Begin
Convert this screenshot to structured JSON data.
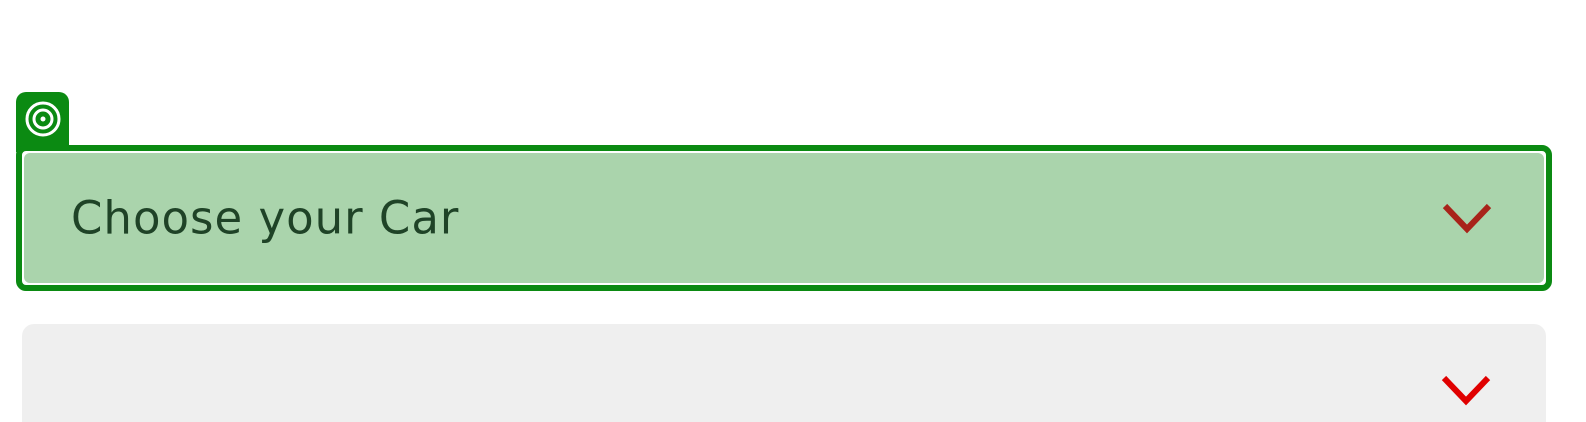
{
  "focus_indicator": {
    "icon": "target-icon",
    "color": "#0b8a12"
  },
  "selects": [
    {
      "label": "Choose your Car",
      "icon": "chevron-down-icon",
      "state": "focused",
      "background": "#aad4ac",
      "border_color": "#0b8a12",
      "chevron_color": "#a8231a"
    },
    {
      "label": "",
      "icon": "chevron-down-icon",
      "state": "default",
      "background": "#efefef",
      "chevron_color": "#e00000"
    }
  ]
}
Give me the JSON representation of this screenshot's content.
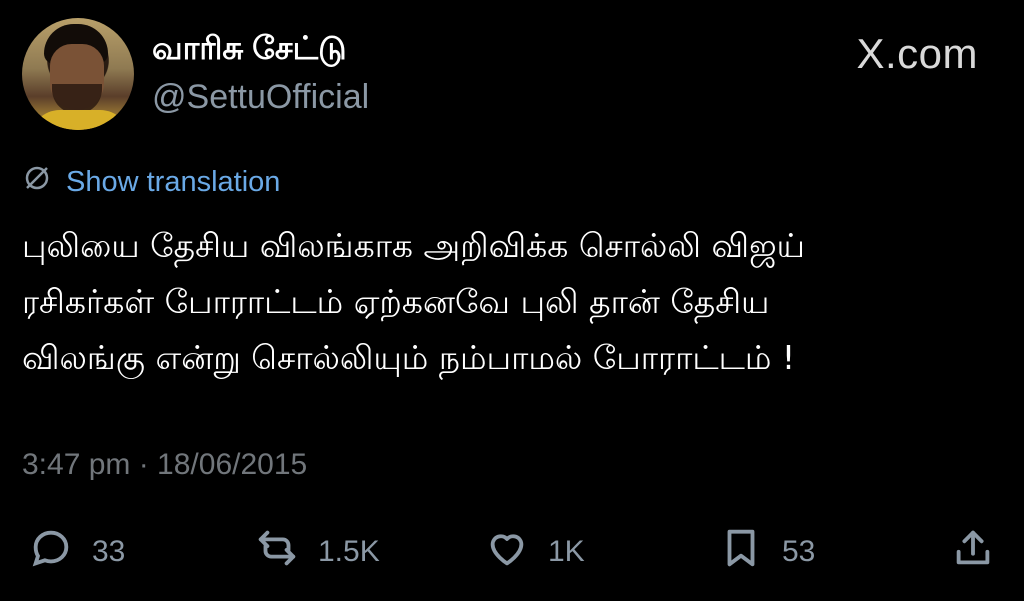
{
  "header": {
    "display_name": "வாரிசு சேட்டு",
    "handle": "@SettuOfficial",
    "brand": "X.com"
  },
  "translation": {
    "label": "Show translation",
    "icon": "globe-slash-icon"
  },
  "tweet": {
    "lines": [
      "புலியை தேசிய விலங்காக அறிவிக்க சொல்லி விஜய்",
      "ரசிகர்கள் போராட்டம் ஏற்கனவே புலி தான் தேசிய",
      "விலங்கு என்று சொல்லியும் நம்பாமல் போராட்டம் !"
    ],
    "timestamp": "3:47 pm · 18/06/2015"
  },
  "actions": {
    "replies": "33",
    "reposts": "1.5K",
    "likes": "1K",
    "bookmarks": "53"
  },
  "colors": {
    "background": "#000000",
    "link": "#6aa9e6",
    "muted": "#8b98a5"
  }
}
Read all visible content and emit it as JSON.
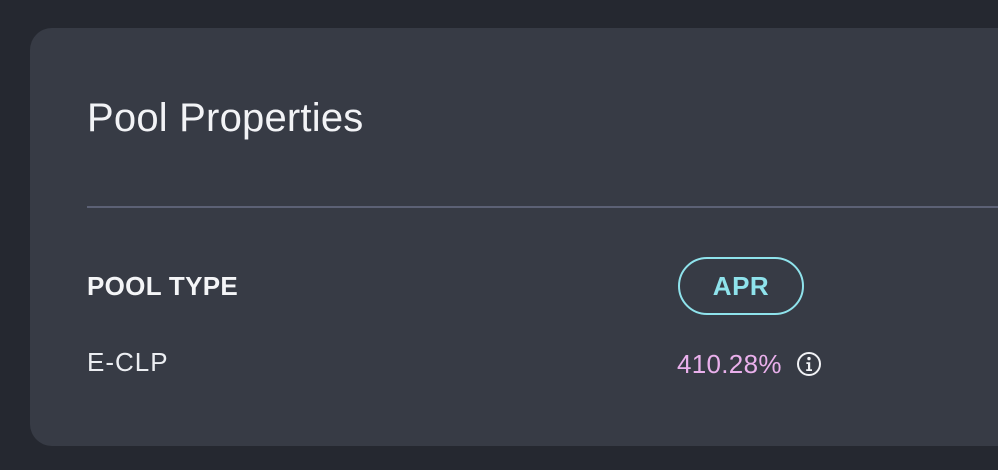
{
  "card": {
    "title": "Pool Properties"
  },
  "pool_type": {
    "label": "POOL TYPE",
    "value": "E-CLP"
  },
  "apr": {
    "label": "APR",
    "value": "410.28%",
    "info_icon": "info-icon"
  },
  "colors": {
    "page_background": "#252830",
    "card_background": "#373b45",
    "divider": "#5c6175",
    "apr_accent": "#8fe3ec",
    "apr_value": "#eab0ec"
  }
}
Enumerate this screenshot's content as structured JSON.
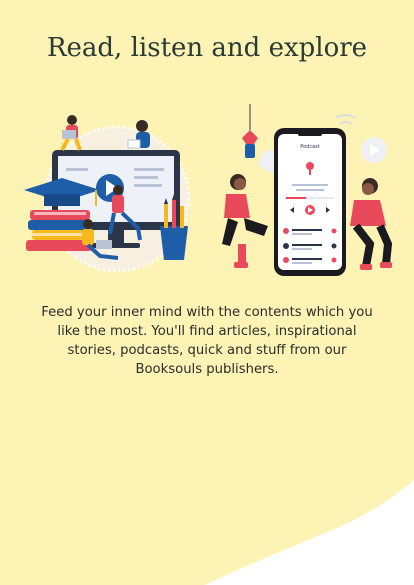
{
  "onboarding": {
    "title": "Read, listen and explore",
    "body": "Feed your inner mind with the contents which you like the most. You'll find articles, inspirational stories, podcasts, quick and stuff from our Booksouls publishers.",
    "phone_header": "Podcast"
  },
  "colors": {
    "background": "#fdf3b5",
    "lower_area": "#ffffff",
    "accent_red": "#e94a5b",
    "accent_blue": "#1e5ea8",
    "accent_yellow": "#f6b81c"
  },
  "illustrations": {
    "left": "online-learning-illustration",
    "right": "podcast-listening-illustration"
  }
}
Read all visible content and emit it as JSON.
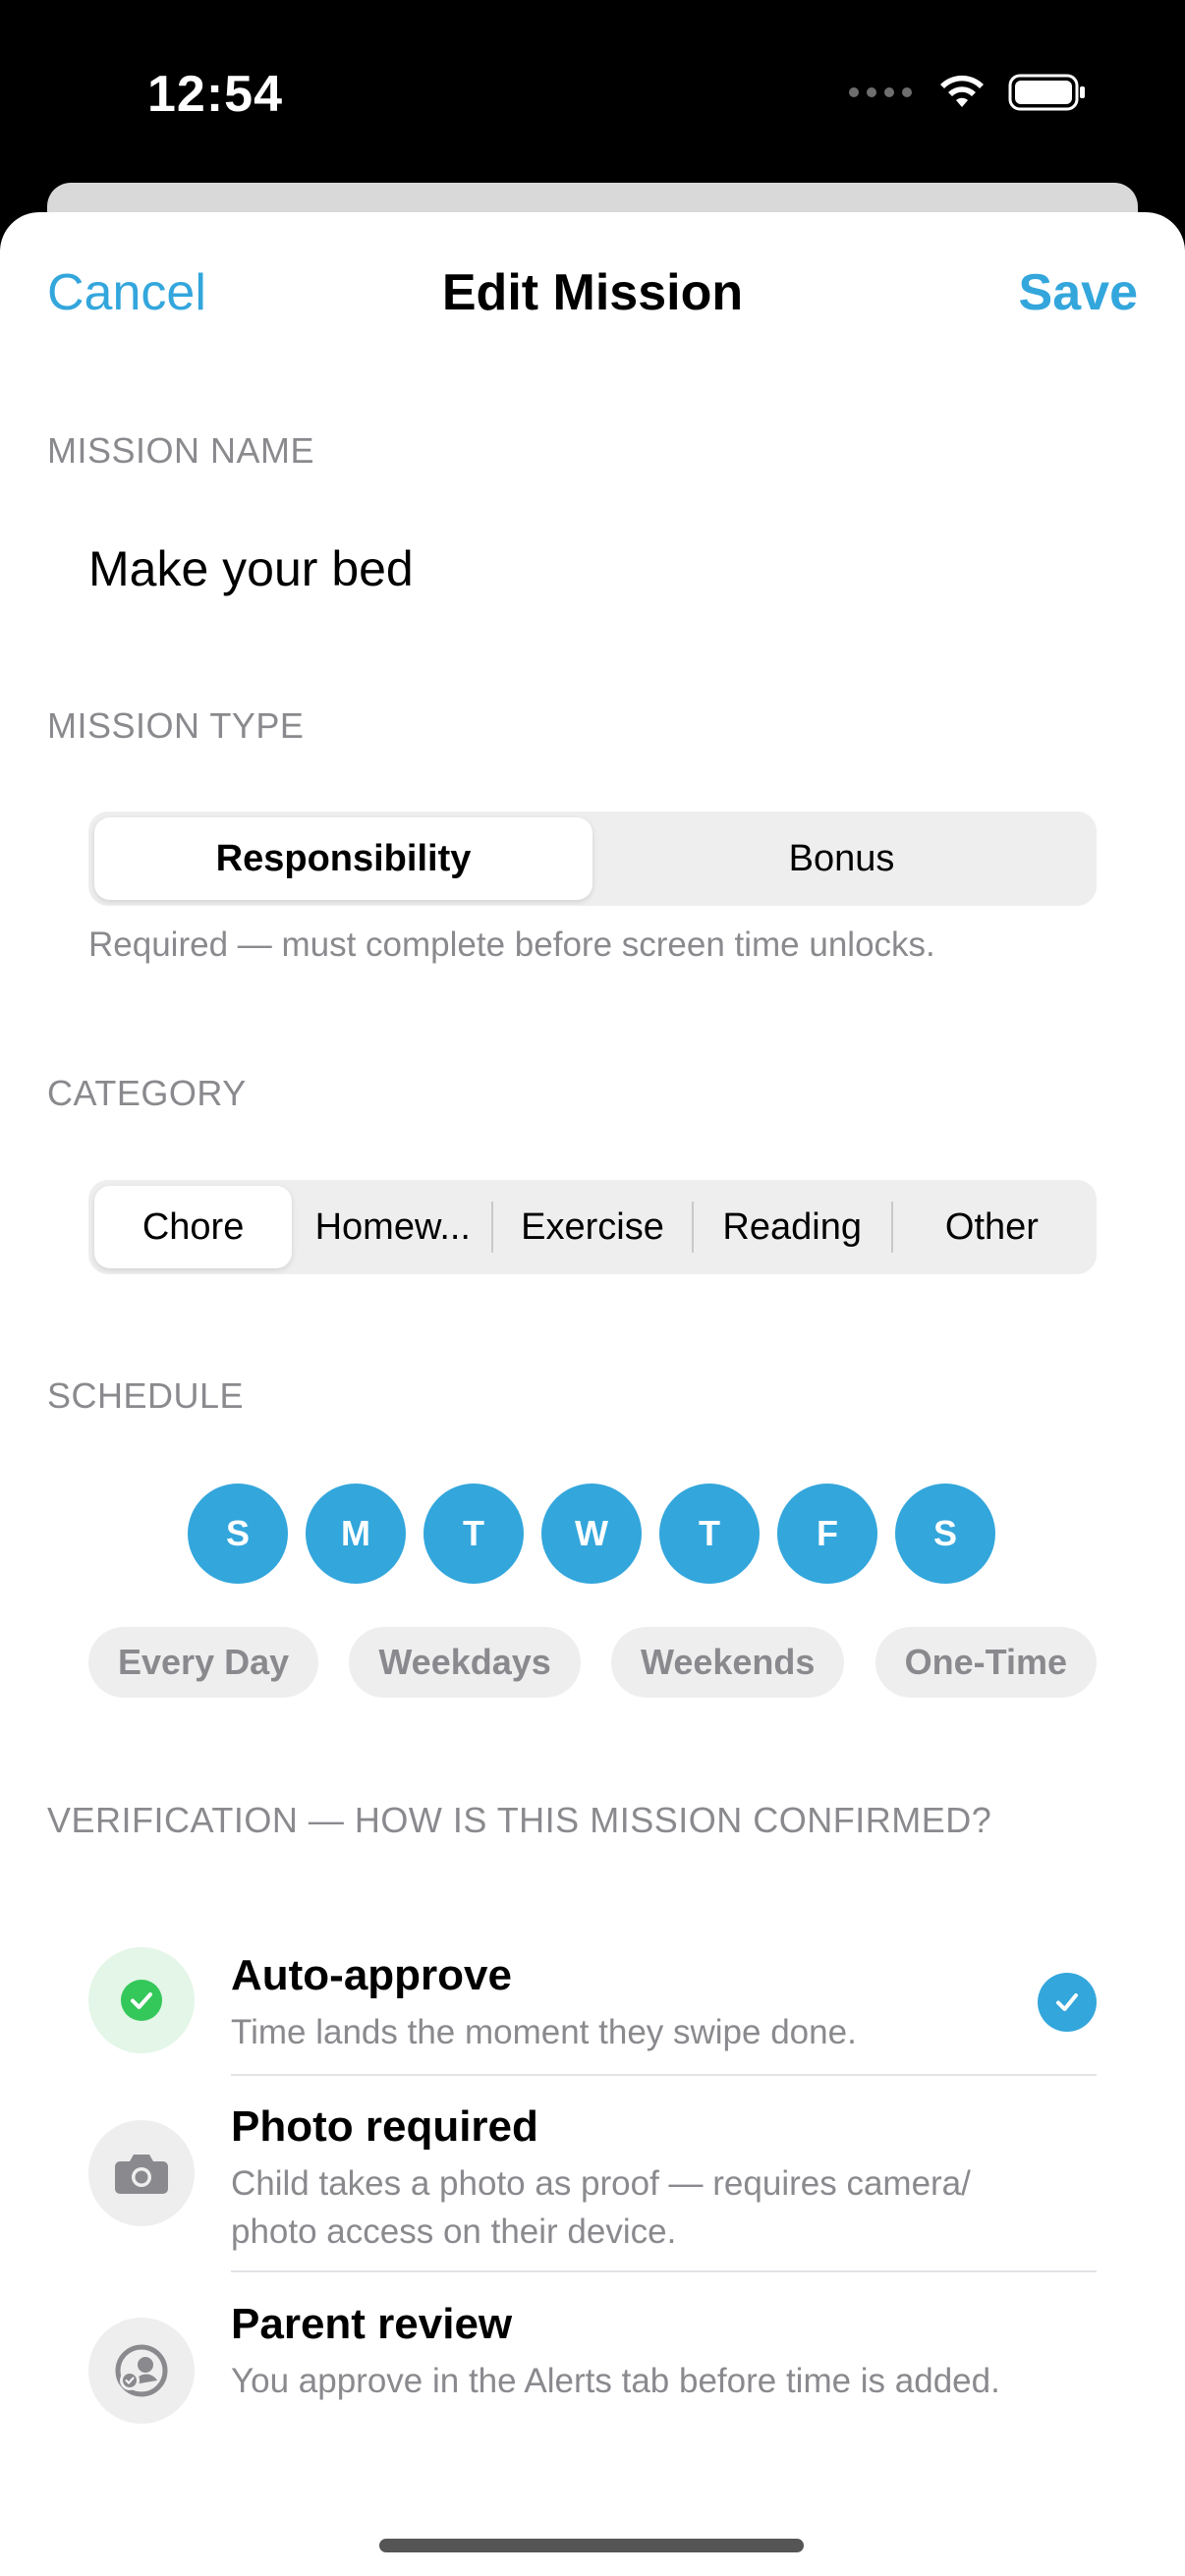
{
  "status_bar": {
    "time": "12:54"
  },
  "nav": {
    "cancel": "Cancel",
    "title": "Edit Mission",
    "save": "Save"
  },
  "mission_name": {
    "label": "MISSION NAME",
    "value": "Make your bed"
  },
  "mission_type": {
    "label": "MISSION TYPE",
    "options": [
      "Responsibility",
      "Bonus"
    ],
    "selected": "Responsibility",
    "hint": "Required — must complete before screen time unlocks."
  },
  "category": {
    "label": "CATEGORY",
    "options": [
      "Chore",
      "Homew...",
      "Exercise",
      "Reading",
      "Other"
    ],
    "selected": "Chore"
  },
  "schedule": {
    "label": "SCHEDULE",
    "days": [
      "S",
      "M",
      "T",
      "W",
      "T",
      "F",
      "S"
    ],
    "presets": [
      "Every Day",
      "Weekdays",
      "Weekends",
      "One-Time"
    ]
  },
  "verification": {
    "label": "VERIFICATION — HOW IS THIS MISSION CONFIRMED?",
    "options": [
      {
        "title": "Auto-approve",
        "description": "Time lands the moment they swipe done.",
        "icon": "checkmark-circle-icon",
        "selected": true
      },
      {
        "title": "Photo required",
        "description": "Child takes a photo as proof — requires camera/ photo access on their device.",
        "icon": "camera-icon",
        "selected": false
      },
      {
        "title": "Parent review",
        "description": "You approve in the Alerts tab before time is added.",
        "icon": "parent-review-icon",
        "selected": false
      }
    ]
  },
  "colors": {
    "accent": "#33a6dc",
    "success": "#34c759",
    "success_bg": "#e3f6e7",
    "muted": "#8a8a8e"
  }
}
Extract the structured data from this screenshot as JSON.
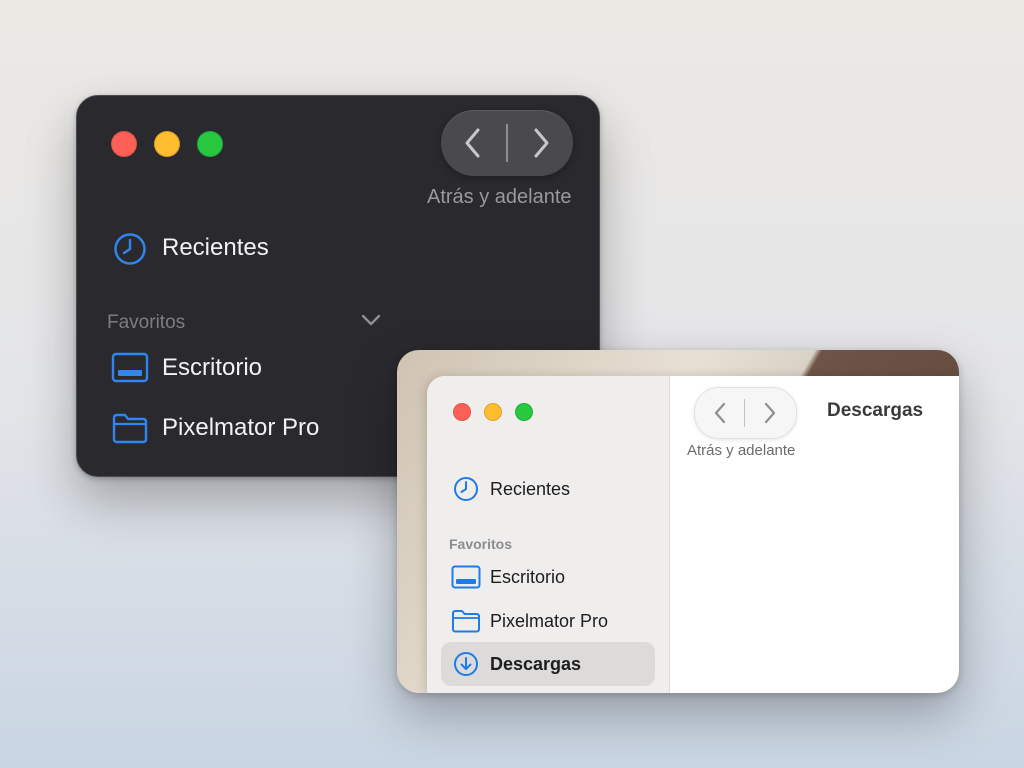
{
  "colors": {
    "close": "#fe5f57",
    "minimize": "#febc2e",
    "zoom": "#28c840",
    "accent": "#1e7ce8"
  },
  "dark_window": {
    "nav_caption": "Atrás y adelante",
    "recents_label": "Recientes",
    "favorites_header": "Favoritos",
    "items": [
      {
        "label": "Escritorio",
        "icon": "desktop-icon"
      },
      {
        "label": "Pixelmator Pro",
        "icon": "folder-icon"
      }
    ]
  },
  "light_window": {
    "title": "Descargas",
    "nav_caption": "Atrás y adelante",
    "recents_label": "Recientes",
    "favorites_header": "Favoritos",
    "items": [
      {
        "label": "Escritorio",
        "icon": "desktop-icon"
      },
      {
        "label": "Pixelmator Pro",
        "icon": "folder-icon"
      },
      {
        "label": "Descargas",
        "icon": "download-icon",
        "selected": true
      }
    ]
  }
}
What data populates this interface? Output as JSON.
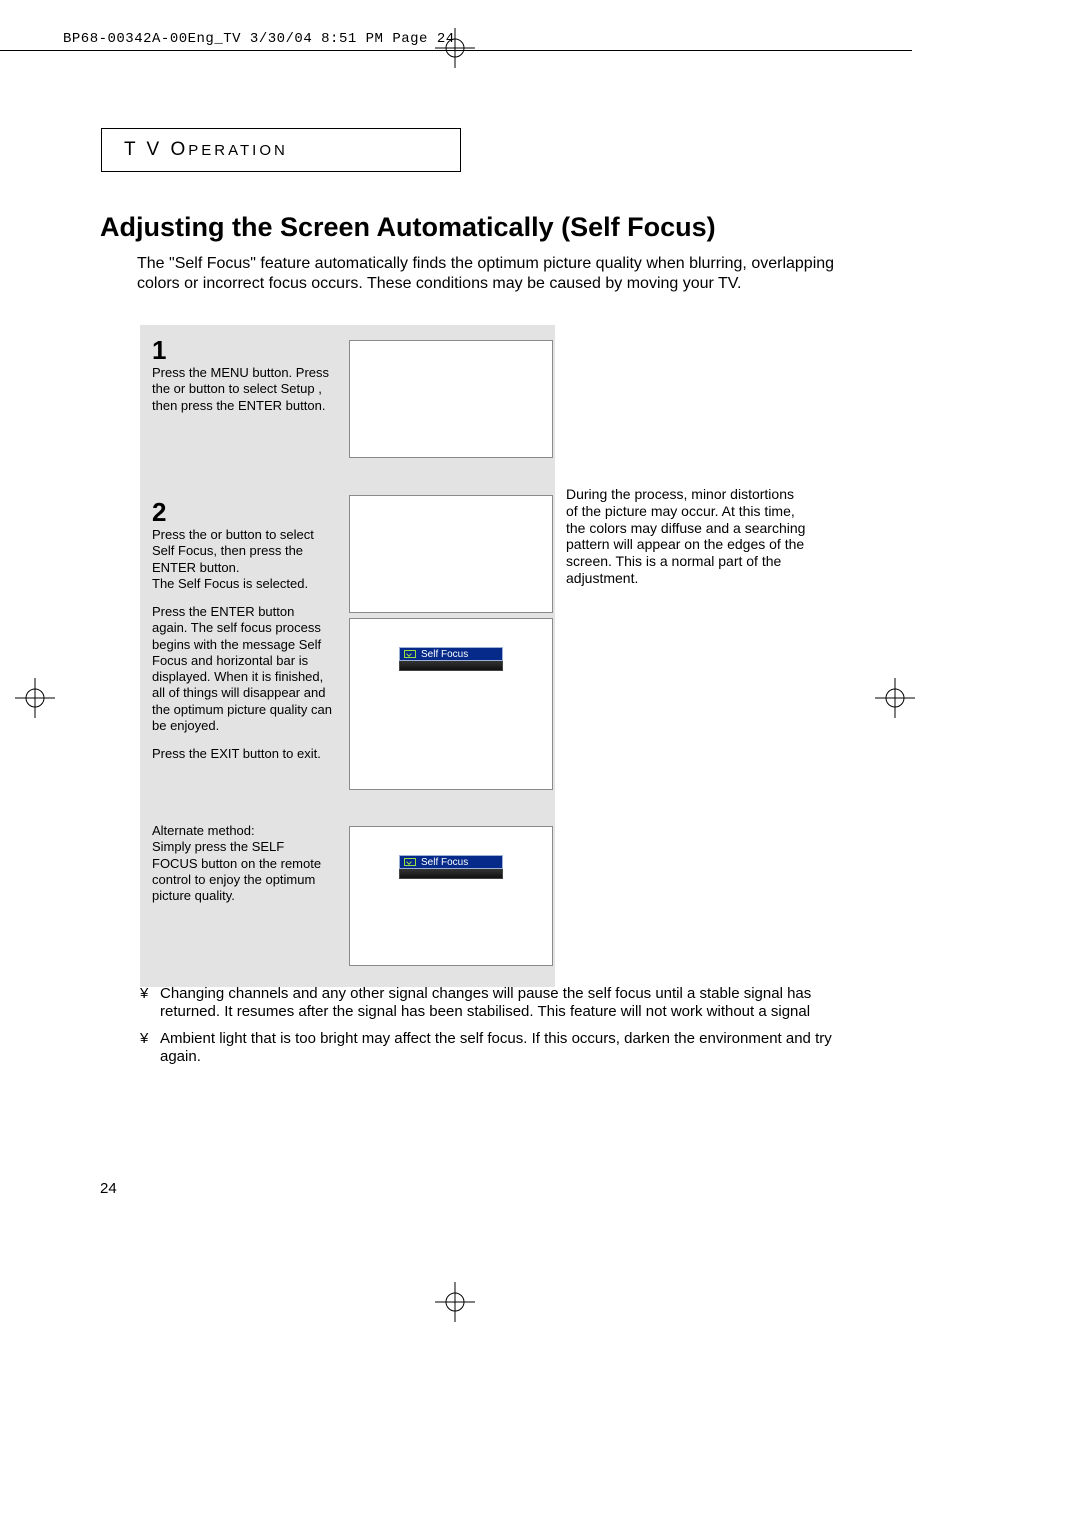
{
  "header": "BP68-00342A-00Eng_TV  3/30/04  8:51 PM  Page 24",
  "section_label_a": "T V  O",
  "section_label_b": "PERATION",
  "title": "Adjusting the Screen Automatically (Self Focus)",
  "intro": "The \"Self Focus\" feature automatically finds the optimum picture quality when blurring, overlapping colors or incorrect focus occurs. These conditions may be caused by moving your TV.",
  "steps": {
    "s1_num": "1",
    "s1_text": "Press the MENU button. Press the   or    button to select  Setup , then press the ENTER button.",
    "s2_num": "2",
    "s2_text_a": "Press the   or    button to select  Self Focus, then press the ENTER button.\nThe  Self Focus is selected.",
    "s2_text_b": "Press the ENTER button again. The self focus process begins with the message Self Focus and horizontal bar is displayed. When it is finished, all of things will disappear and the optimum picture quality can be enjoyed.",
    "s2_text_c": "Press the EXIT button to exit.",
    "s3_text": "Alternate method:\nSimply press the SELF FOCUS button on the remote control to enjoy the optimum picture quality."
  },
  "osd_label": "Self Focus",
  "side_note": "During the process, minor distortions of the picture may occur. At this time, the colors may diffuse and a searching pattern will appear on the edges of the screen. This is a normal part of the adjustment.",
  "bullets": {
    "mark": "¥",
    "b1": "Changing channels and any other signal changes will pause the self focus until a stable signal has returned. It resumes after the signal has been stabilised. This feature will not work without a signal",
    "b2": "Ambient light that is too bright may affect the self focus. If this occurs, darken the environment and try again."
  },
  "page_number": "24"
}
End
Find every line holding the word "feature"; give their count and nothing else.

2